====== RECORDS SUPPLIED

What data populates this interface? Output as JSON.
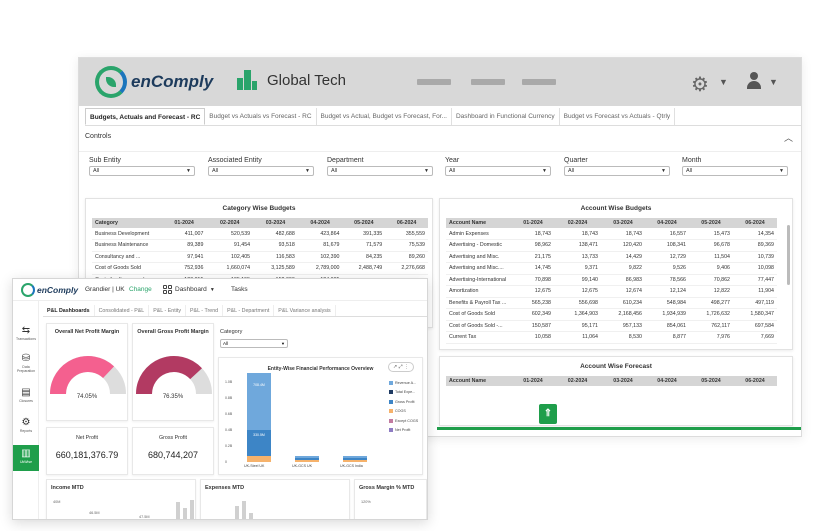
{
  "back": {
    "app_name": "enComply",
    "company": "Global Tech",
    "tabs": [
      "Budgets, Actuals and Forecast - RC",
      "Budget vs Actuals vs Forecast - RC",
      "Budget vs Actual, Budget vs Forecast, For...",
      "Dashboard in Functional Currency",
      "Budget vs Forecast vs Actuals - Qtrly"
    ],
    "controls_label": "Controls",
    "filters": [
      {
        "label": "Sub Entity",
        "value": "All"
      },
      {
        "label": "Associated Entity",
        "value": "All"
      },
      {
        "label": "Department",
        "value": "All"
      },
      {
        "label": "Year",
        "value": "All"
      },
      {
        "label": "Quarter",
        "value": "All"
      },
      {
        "label": "Month",
        "value": "All"
      }
    ],
    "category_budgets": {
      "title": "Category Wise Budgets",
      "headers": [
        "Category",
        "01-2024",
        "02-2024",
        "03-2024",
        "04-2024",
        "05-2024",
        "06-2024"
      ],
      "rows": [
        [
          "Business Development",
          "411,007",
          "520,539",
          "482,688",
          "423,864",
          "391,335",
          "355,559"
        ],
        [
          "Business Maintenance",
          "89,389",
          "91,454",
          "93,518",
          "81,679",
          "71,579",
          "75,539"
        ],
        [
          "Consultancy and ...",
          "97,941",
          "102,405",
          "116,583",
          "102,390",
          "84,235",
          "89,260"
        ],
        [
          "Cost of Goods Sold",
          "752,936",
          "1,660,074",
          "3,125,589",
          "2,789,000",
          "2,488,749",
          "2,276,668"
        ],
        [
          "Cost of software packag",
          "120,815",
          "135,155",
          "152,000",
          "124,005",
          "",
          ""
        ]
      ]
    },
    "account_budgets": {
      "title": "Account Wise Budgets",
      "headers": [
        "Account Name",
        "01-2024",
        "02-2024",
        "03-2024",
        "04-2024",
        "05-2024",
        "06-2024"
      ],
      "rows": [
        [
          "Admin Expenses",
          "18,743",
          "18,743",
          "18,743",
          "16,557",
          "15,473",
          "14,354"
        ],
        [
          "Advertising - Domestic",
          "98,962",
          "138,471",
          "120,420",
          "108,341",
          "96,678",
          "89,369"
        ],
        [
          "Advertising and Misc.",
          "21,175",
          "13,733",
          "14,429",
          "12,729",
          "11,504",
          "10,739"
        ],
        [
          "Advertising and Misc....",
          "14,745",
          "9,371",
          "9,822",
          "9,526",
          "9,406",
          "10,098"
        ],
        [
          "Advertising-International",
          "70,898",
          "99,140",
          "86,983",
          "78,566",
          "70,862",
          "77,447"
        ],
        [
          "Amortization",
          "12,675",
          "12,675",
          "12,674",
          "12,124",
          "12,822",
          "11,904"
        ],
        [
          "Benefits & Payroll Tax ...",
          "565,238",
          "556,698",
          "610,234",
          "548,984",
          "498,277",
          "497,119"
        ],
        [
          "Cost of Goods Sold",
          "602,349",
          "1,364,903",
          "2,168,456",
          "1,934,939",
          "1,726,632",
          "1,580,347"
        ],
        [
          "Cost of Goods Sold -...",
          "150,587",
          "95,171",
          "957,133",
          "854,061",
          "762,117",
          "697,584"
        ],
        [
          "Current Tax",
          "10,058",
          "11,064",
          "8,530",
          "8,877",
          "7,976",
          "7,669"
        ]
      ]
    },
    "account_forecast": {
      "title": "Account Wise Forecast",
      "headers": [
        "Account Name",
        "01-2024",
        "02-2024",
        "03-2024",
        "04-2024",
        "05-2024",
        "06-2024"
      ]
    },
    "back_to_top_icon": "arrow-up-icon"
  },
  "front": {
    "app_name": "enComply",
    "entity": "Grandier | UK",
    "change_label": "Change",
    "dashboard_label": "Dashboard",
    "tasks_label": "Tasks",
    "sidebar": [
      {
        "label": "Transactions",
        "icon": "transactions-icon"
      },
      {
        "label": "Data Preparation",
        "icon": "database-icon"
      },
      {
        "label": "Closures",
        "icon": "closures-icon"
      },
      {
        "label": "Reports",
        "icon": "reports-icon"
      },
      {
        "label": "UkWise",
        "icon": "ukwise-icon"
      }
    ],
    "tabs": [
      "P&L Dashboards",
      "Consolidated - P&L",
      "P&L - Entity",
      "P&L - Trend",
      "P&L - Department",
      "P&L Variance analysis"
    ],
    "net_margin": {
      "title": "Overall Net Profit Margin",
      "value": "74.05%",
      "fraction": 0.7405,
      "color": "#f4608f"
    },
    "gross_margin": {
      "title": "Overall Gross Profit Margin",
      "value": "76.35%",
      "fraction": 0.7635,
      "color": "#b23a62"
    },
    "net_profit": {
      "title": "Net Profit",
      "value": "660,181,376.79"
    },
    "gross_profit": {
      "title": "Gross Profit",
      "value": "680,744,207"
    },
    "category_filter": {
      "label": "Category",
      "value": "All"
    },
    "toolbar_icons": "↗ ⤢ ⋮",
    "income_title": "Income MTD",
    "expenses_title": "Expenses MTD",
    "gm_title": "Gross Margin % MTD",
    "income_axis": "40M",
    "gm_axis": "120%",
    "income_labels": [
      "46.5M",
      "47.5M"
    ],
    "chart_data": {
      "type": "bar",
      "title": "Entity-Wise Financial Performance Overview",
      "categories": [
        "UK-Steel UK",
        "UK-GCS UK",
        "UK-GCS India"
      ],
      "y_ticks": [
        "1.0B",
        "0.8B",
        "0.6B",
        "0.4B",
        "0.2B",
        "0"
      ],
      "ylim": [
        0,
        1000000000
      ],
      "series": [
        {
          "name": "Revenue A...",
          "color": "#6fa8dc",
          "values": [
            708000000,
            0,
            0
          ]
        },
        {
          "name": "Total Expe...",
          "color": "#1f3b63",
          "values": [
            0,
            0,
            0
          ]
        },
        {
          "name": "Gross Profit",
          "color": "#3d85c6",
          "values": [
            330000000,
            0,
            0
          ]
        },
        {
          "name": "COGS",
          "color": "#f6b26b",
          "values": [
            75000000,
            0,
            0
          ]
        },
        {
          "name": "Except COGS",
          "color": "#c27ba0",
          "values": [
            0,
            0,
            0
          ]
        },
        {
          "name": "Net Profit",
          "color": "#8e7cc3",
          "values": [
            0,
            0,
            0
          ]
        }
      ],
      "bar_labels": [
        "330.5M",
        "708.4M"
      ]
    }
  }
}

============

→ DIRECTIONS: Repeat the records above exactly, leaving out any pictures they contain.

→ OUTPUT OF THE TASK:
What data populates this interface? Output as JSON.
{
  "back": {
    "app_name": "enComply",
    "company": "Global Tech",
    "tabs": [
      "Budgets, Actuals and Forecast - RC",
      "Budget vs Actuals vs Forecast - RC",
      "Budget vs Actual, Budget vs Forecast, For...",
      "Dashboard in Functional Currency",
      "Budget vs Forecast vs Actuals - Qtrly"
    ],
    "controls_label": "Controls",
    "filters": [
      {
        "label": "Sub Entity",
        "value": "All"
      },
      {
        "label": "Associated Entity",
        "value": "All"
      },
      {
        "label": "Department",
        "value": "All"
      },
      {
        "label": "Year",
        "value": "All"
      },
      {
        "label": "Quarter",
        "value": "All"
      },
      {
        "label": "Month",
        "value": "All"
      }
    ],
    "category_budgets": {
      "title": "Category Wise Budgets",
      "headers": [
        "Category",
        "01-2024",
        "02-2024",
        "03-2024",
        "04-2024",
        "05-2024",
        "06-2024"
      ],
      "rows": [
        [
          "Business Development",
          "411,007",
          "520,539",
          "482,688",
          "423,864",
          "391,335",
          "355,559"
        ],
        [
          "Business Maintenance",
          "89,389",
          "91,454",
          "93,518",
          "81,679",
          "71,579",
          "75,539"
        ],
        [
          "Consultancy and ...",
          "97,941",
          "102,405",
          "116,583",
          "102,390",
          "84,235",
          "89,260"
        ],
        [
          "Cost of Goods Sold",
          "752,936",
          "1,660,074",
          "3,125,589",
          "2,789,000",
          "2,488,749",
          "2,276,668"
        ],
        [
          "Cost of software packag",
          "120,815",
          "135,155",
          "152,000",
          "124,005",
          "",
          ""
        ]
      ]
    },
    "account_budgets": {
      "title": "Account Wise Budgets",
      "headers": [
        "Account Name",
        "01-2024",
        "02-2024",
        "03-2024",
        "04-2024",
        "05-2024",
        "06-2024"
      ],
      "rows": [
        [
          "Admin Expenses",
          "18,743",
          "18,743",
          "18,743",
          "16,557",
          "15,473",
          "14,354"
        ],
        [
          "Advertising - Domestic",
          "98,962",
          "138,471",
          "120,420",
          "108,341",
          "96,678",
          "89,369"
        ],
        [
          "Advertising and Misc.",
          "21,175",
          "13,733",
          "14,429",
          "12,729",
          "11,504",
          "10,739"
        ],
        [
          "Advertising and Misc....",
          "14,745",
          "9,371",
          "9,822",
          "9,526",
          "9,406",
          "10,098"
        ],
        [
          "Advertising-International",
          "70,898",
          "99,140",
          "86,983",
          "78,566",
          "70,862",
          "77,447"
        ],
        [
          "Amortization",
          "12,675",
          "12,675",
          "12,674",
          "12,124",
          "12,822",
          "11,904"
        ],
        [
          "Benefits & Payroll Tax ...",
          "565,238",
          "556,698",
          "610,234",
          "548,984",
          "498,277",
          "497,119"
        ],
        [
          "Cost of Goods Sold",
          "602,349",
          "1,364,903",
          "2,168,456",
          "1,934,939",
          "1,726,632",
          "1,580,347"
        ],
        [
          "Cost of Goods Sold -...",
          "150,587",
          "95,171",
          "957,133",
          "854,061",
          "762,117",
          "697,584"
        ],
        [
          "Current Tax",
          "10,058",
          "11,064",
          "8,530",
          "8,877",
          "7,976",
          "7,669"
        ]
      ]
    },
    "account_forecast": {
      "title": "Account Wise Forecast",
      "headers": [
        "Account Name",
        "01-2024",
        "02-2024",
        "03-2024",
        "04-2024",
        "05-2024",
        "06-2024"
      ]
    },
    "back_to_top_icon": "arrow-up-icon"
  },
  "front": {
    "app_name": "enComply",
    "entity": "Grandier | UK",
    "change_label": "Change",
    "dashboard_label": "Dashboard",
    "tasks_label": "Tasks",
    "sidebar": [
      {
        "label": "Transactions",
        "icon": "transactions-icon"
      },
      {
        "label": "Data Preparation",
        "icon": "database-icon"
      },
      {
        "label": "Closures",
        "icon": "closures-icon"
      },
      {
        "label": "Reports",
        "icon": "reports-icon"
      },
      {
        "label": "UkWise",
        "icon": "ukwise-icon"
      }
    ],
    "tabs": [
      "P&L Dashboards",
      "Consolidated - P&L",
      "P&L - Entity",
      "P&L - Trend",
      "P&L - Department",
      "P&L Variance analysis"
    ],
    "net_margin": {
      "title": "Overall Net Profit Margin",
      "value": "74.05%",
      "fraction": 0.7405,
      "color": "#f4608f"
    },
    "gross_margin": {
      "title": "Overall Gross Profit Margin",
      "value": "76.35%",
      "fraction": 0.7635,
      "color": "#b23a62"
    },
    "net_profit": {
      "title": "Net Profit",
      "value": "660,181,376.79"
    },
    "gross_profit": {
      "title": "Gross Profit",
      "value": "680,744,207"
    },
    "category_filter": {
      "label": "Category",
      "value": "All"
    },
    "toolbar_icons": "↗ ⤢ ⋮",
    "income_title": "Income MTD",
    "expenses_title": "Expenses MTD",
    "gm_title": "Gross Margin % MTD",
    "income_axis": "40M",
    "gm_axis": "120%",
    "income_labels": [
      "46.5M",
      "47.5M"
    ],
    "chart_data": {
      "type": "bar",
      "title": "Entity-Wise Financial Performance Overview",
      "categories": [
        "UK-Steel UK",
        "UK-GCS UK",
        "UK-GCS India"
      ],
      "y_ticks": [
        "1.0B",
        "0.8B",
        "0.6B",
        "0.4B",
        "0.2B",
        "0"
      ],
      "ylim": [
        0,
        1000000000
      ],
      "series": [
        {
          "name": "Revenue A...",
          "color": "#6fa8dc",
          "values": [
            708000000,
            0,
            0
          ]
        },
        {
          "name": "Total Expe...",
          "color": "#1f3b63",
          "values": [
            0,
            0,
            0
          ]
        },
        {
          "name": "Gross Profit",
          "color": "#3d85c6",
          "values": [
            330000000,
            0,
            0
          ]
        },
        {
          "name": "COGS",
          "color": "#f6b26b",
          "values": [
            75000000,
            0,
            0
          ]
        },
        {
          "name": "Except COGS",
          "color": "#c27ba0",
          "values": [
            0,
            0,
            0
          ]
        },
        {
          "name": "Net Profit",
          "color": "#8e7cc3",
          "values": [
            0,
            0,
            0
          ]
        }
      ],
      "bar_labels": [
        "330.5M",
        "708.4M"
      ]
    }
  }
}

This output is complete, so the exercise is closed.